Work through the data line by line, gathering every line that has the word "Origen".

☆ ☆ ☆ ☆

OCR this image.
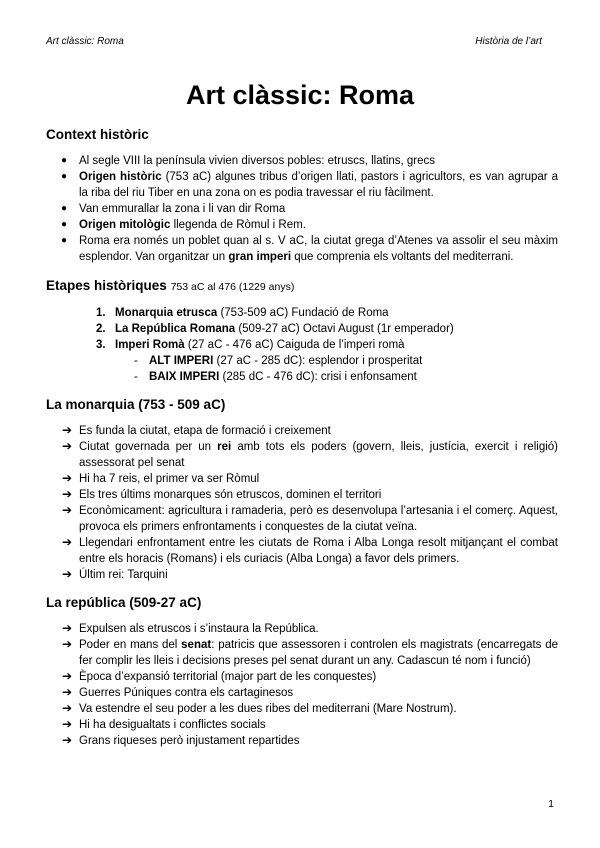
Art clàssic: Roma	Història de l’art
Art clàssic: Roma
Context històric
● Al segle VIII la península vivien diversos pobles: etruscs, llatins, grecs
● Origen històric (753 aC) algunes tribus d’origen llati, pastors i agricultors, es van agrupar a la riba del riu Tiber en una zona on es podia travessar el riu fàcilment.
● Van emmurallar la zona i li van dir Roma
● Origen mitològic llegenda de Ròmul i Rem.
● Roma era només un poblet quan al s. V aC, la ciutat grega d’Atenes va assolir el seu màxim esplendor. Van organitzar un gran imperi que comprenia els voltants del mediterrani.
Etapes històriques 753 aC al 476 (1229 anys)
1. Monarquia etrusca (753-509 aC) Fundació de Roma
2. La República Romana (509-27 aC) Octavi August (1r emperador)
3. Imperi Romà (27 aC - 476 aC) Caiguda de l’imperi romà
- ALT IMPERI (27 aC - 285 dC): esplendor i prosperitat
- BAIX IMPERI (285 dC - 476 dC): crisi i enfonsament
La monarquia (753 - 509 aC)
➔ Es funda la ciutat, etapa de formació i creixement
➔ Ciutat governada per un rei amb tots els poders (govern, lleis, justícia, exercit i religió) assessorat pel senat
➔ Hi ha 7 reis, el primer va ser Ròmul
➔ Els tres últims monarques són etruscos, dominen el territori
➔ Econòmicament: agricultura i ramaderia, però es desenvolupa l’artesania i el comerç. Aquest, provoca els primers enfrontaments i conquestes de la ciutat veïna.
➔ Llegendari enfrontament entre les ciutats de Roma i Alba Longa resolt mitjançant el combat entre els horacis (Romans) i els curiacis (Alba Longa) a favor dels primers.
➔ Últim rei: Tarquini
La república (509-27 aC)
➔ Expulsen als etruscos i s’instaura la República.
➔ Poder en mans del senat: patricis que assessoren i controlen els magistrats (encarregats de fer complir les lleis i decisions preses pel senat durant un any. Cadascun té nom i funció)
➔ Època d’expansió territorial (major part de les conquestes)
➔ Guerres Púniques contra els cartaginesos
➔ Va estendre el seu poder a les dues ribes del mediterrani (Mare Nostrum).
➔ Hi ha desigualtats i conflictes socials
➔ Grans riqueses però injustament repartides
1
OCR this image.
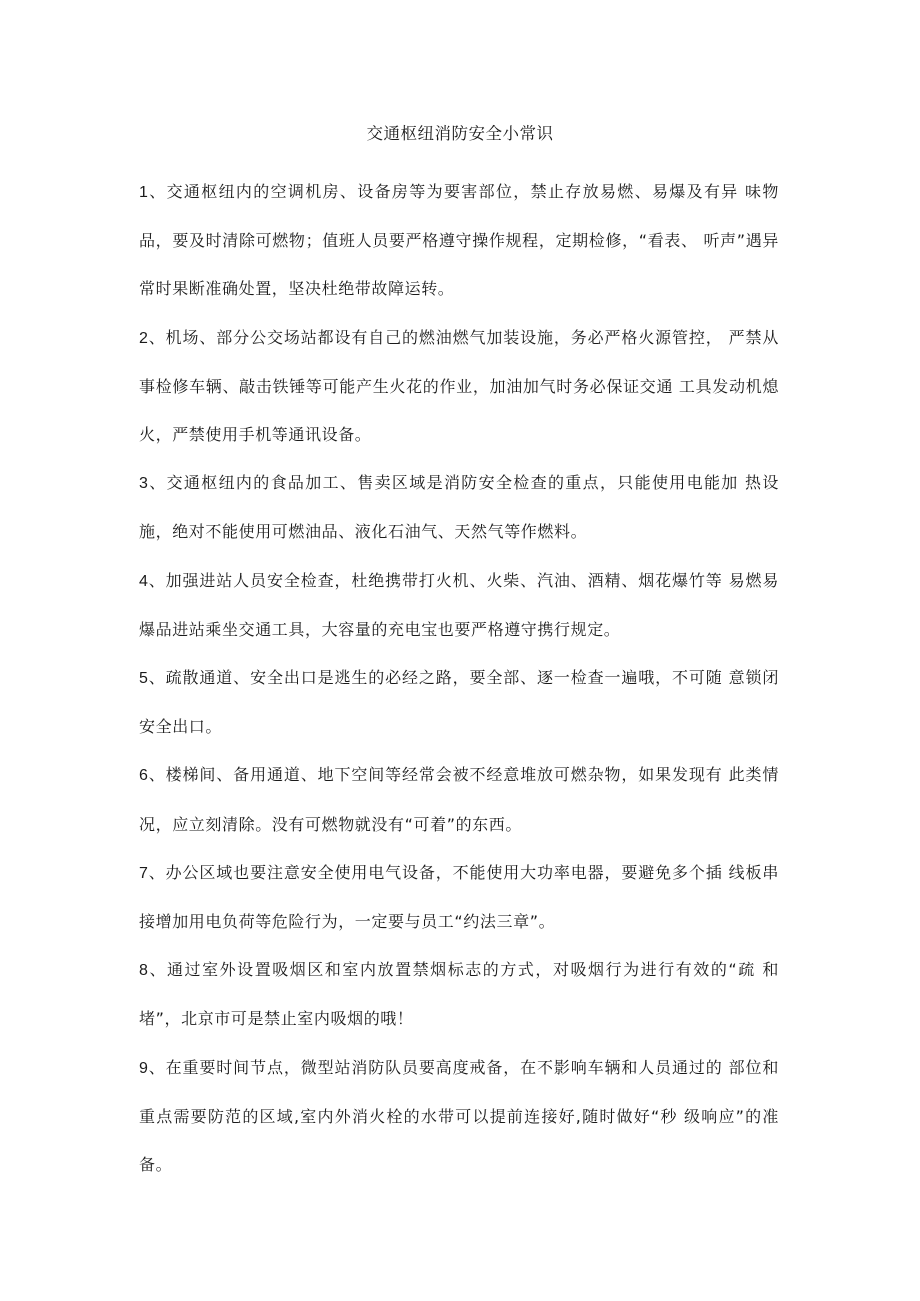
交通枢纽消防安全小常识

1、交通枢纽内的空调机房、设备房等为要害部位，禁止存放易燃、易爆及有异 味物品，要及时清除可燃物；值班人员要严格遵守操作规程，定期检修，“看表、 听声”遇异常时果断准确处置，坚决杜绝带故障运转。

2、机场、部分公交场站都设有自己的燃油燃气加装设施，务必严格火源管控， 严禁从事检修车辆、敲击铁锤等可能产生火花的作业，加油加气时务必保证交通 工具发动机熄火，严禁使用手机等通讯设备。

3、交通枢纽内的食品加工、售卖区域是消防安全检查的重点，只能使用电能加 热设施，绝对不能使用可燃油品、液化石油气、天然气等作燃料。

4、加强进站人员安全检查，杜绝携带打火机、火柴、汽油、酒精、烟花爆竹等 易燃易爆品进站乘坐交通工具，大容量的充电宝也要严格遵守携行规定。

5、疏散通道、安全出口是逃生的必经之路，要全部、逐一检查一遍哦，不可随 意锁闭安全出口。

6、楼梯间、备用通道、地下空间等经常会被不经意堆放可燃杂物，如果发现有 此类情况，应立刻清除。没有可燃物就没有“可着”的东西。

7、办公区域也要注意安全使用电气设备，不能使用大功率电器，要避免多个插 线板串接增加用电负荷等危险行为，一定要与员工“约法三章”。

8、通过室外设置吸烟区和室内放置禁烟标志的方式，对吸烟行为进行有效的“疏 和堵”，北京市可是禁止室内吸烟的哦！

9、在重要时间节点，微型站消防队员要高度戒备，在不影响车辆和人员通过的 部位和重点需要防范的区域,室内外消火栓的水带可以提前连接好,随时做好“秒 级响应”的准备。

☆ ☆ ☆ ☆

- Finished answer -
● Origen històric (753 aC) algunes tribus d’origen llati, pastors i agricultors, es van agrupar a la riba del riu Tiber en una zona on es podia travessar el riu fàcilment.
● Origen mitològic llegenda de Ròmul i Rem.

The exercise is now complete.